Layout region records
◇ ◇ ◇ ◇

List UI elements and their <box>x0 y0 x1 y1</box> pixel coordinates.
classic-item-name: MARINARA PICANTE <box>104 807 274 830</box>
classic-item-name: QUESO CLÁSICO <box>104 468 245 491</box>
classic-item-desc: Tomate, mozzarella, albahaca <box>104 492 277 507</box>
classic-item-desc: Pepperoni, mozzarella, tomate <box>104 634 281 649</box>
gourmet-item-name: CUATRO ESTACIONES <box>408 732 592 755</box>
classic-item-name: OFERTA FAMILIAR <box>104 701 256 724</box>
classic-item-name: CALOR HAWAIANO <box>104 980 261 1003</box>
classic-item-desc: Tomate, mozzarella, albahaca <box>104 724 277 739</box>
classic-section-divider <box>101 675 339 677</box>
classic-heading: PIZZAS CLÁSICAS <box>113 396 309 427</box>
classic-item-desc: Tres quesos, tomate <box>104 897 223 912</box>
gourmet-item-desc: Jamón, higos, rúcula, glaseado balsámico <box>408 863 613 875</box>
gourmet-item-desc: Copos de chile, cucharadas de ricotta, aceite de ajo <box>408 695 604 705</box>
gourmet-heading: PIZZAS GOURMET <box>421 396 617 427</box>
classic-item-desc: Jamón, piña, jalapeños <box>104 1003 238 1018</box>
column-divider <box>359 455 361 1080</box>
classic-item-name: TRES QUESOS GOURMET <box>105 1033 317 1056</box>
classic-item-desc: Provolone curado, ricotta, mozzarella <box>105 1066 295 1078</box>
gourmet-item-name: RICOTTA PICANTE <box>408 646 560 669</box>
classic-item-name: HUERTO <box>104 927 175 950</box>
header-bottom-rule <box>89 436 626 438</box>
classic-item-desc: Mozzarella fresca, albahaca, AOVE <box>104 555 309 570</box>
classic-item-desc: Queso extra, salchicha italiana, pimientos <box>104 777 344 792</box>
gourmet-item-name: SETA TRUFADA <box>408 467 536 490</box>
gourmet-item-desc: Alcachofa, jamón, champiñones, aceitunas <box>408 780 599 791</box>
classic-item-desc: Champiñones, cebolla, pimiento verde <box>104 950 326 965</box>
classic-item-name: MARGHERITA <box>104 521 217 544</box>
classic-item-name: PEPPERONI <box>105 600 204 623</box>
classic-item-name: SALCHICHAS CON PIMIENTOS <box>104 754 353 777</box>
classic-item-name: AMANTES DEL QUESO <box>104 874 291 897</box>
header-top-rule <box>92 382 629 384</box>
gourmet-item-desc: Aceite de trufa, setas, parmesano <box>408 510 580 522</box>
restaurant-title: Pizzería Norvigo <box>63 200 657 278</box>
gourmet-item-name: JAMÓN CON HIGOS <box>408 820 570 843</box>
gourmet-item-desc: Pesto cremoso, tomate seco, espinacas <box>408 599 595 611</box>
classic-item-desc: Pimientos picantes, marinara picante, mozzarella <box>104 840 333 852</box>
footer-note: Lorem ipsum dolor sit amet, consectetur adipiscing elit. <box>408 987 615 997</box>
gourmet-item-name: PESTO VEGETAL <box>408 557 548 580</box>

◇ ◇ ◇ ◇

- BRIEF
Rewrite everything from the start of the records down to the line containing "classic-section-divider <box>101 675", inclusive, changing each "albahaca" to "orégano" and keeping every other character the same.

- RESULT
List UI elements and their <box>x0 y0 x1 y1</box> pixel coordinates.
classic-item-name: MARINARA PICANTE <box>104 807 274 830</box>
classic-item-name: QUESO CLÁSICO <box>104 468 245 491</box>
classic-item-desc: Tomate, mozzarella, orégano <box>104 492 277 507</box>
classic-item-desc: Pepperoni, mozzarella, tomate <box>104 634 281 649</box>
gourmet-item-name: CUATRO ESTACIONES <box>408 732 592 755</box>
classic-item-name: OFERTA FAMILIAR <box>104 701 256 724</box>
classic-item-name: CALOR HAWAIANO <box>104 980 261 1003</box>
classic-item-desc: Tomate, mozzarella, orégano <box>104 724 277 739</box>
classic-section-divider <box>101 675 339 677</box>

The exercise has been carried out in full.